Start RECORD EXTRACTS
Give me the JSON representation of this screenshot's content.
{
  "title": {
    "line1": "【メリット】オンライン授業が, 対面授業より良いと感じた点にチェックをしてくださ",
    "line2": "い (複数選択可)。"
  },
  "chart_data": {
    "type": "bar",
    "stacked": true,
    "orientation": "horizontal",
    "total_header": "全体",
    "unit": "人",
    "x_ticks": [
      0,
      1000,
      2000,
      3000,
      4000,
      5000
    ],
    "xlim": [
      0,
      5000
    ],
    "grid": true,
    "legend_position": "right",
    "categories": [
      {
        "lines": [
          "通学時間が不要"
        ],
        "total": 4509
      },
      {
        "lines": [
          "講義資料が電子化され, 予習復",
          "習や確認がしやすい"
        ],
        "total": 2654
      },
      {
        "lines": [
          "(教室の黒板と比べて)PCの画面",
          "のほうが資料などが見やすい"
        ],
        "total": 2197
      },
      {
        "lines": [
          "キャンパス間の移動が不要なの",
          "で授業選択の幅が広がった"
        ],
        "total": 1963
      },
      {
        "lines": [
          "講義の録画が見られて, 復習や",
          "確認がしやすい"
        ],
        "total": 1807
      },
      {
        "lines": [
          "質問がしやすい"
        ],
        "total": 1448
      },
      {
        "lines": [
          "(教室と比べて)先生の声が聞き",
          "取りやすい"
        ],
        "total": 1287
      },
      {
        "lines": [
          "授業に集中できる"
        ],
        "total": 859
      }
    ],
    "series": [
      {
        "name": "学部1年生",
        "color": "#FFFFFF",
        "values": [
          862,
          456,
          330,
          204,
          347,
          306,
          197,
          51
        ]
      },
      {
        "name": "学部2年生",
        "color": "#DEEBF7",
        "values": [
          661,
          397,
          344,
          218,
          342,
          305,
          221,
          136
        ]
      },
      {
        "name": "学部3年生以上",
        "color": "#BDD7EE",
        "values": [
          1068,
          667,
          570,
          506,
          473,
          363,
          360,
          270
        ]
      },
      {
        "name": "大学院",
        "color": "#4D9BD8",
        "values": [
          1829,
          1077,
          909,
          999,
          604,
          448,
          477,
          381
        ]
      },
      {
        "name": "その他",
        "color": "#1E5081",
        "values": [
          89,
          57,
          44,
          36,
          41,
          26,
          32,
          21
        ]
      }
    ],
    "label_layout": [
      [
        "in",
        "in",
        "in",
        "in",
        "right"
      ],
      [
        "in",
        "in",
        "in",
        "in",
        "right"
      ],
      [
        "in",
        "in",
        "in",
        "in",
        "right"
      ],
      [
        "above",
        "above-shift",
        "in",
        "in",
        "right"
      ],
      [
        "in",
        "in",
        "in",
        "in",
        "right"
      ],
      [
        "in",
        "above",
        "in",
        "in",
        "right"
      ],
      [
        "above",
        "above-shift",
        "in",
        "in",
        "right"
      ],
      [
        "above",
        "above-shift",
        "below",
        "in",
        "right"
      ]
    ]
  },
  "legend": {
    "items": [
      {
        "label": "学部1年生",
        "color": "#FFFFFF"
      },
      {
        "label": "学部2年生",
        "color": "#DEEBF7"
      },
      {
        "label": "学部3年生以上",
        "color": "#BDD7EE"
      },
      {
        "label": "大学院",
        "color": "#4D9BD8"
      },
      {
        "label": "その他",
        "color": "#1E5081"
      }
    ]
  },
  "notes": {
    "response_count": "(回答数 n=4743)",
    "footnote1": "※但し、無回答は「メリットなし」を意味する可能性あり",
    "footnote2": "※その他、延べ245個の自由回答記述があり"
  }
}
End RECORD EXTRACTS
> [EXERCISE]
Find all lines with "color" in them and copy each one.

> [ANSWER TO THE EXERCISE]
        "color": "#FFFFFF",
        "color": "#DEEBF7",
        "color": "#BDD7EE",
        "color": "#4D9BD8",
        "color": "#1E5081",
        "color": "#FFFFFF"
        "color": "#DEEBF7"
        "color": "#BDD7EE"
        "color": "#4D9BD8"
        "color": "#1E5081"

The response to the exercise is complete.